§ Material:
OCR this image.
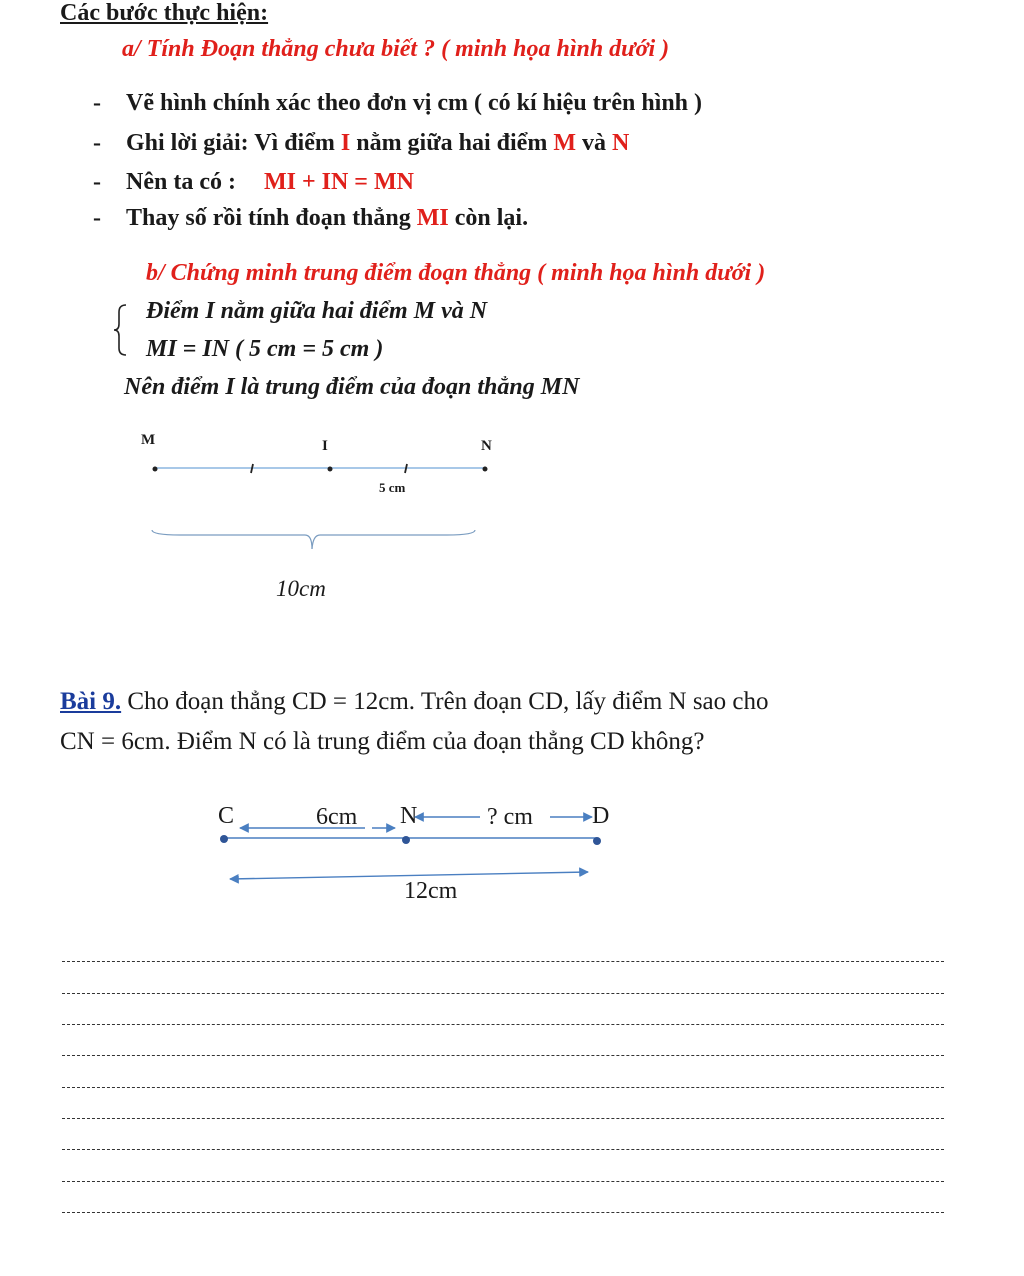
Các bước thực hiện:
a/ Tính Đoạn thẳng chưa biết ? ( minh họa hình dưới )
- Vẽ hình chính xác theo đơn vị cm ( có kí hiệu trên hình )
- Ghi lời giải: Vì điểm I nằm giữa hai điểm M và N
- Nên ta có : MI + IN = MN
- Thay số rồi tính đoạn thẳng MI còn lại.
b/ Chứng minh trung điểm đoạn thẳng ( minh họa hình dưới )
Điểm I nằm giữa hai điểm M và N
MI = IN ( 5 cm = 5 cm )
Nên điểm I là trung điểm của đoạn thẳng MN
M	I	N
5 cm
10cm
Bài 9. Cho đoạn thẳng CD = 12cm. Trên đoạn CD, lấy điểm N sao cho
CN = 6cm. Điểm N có là trung điểm của đoạn thẳng CD không?
C	6cm N	? cm D
12cm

§ Problem to work on: Transcribe the records above verbatim. Do not carry over any picture.

§ Correct response:
OCR this image.
Các bước thực hiện:
a/ Tính Đoạn thẳng chưa biết ? ( minh họa hình dưới )
- Vẽ hình chính xác theo đơn vị cm ( có kí hiệu trên hình )
- Ghi lời giải: Vì điểm I nằm giữa hai điểm M và N
- Nên ta có : MI + IN = MN
- Thay số rồi tính đoạn thẳng MI còn lại.
b/ Chứng minh trung điểm đoạn thẳng ( minh họa hình dưới )
Điểm I nằm giữa hai điểm M và N
MI = IN ( 5 cm = 5 cm )
Nên điểm I là trung điểm của đoạn thẳng MN
M	I	N
5 cm
10cm
Bài 9. Cho đoạn thẳng CD = 12cm. Trên đoạn CD, lấy điểm N sao cho
CN = 6cm. Điểm N có là trung điểm của đoạn thẳng CD không?
C	6cm N	? cm D
12cm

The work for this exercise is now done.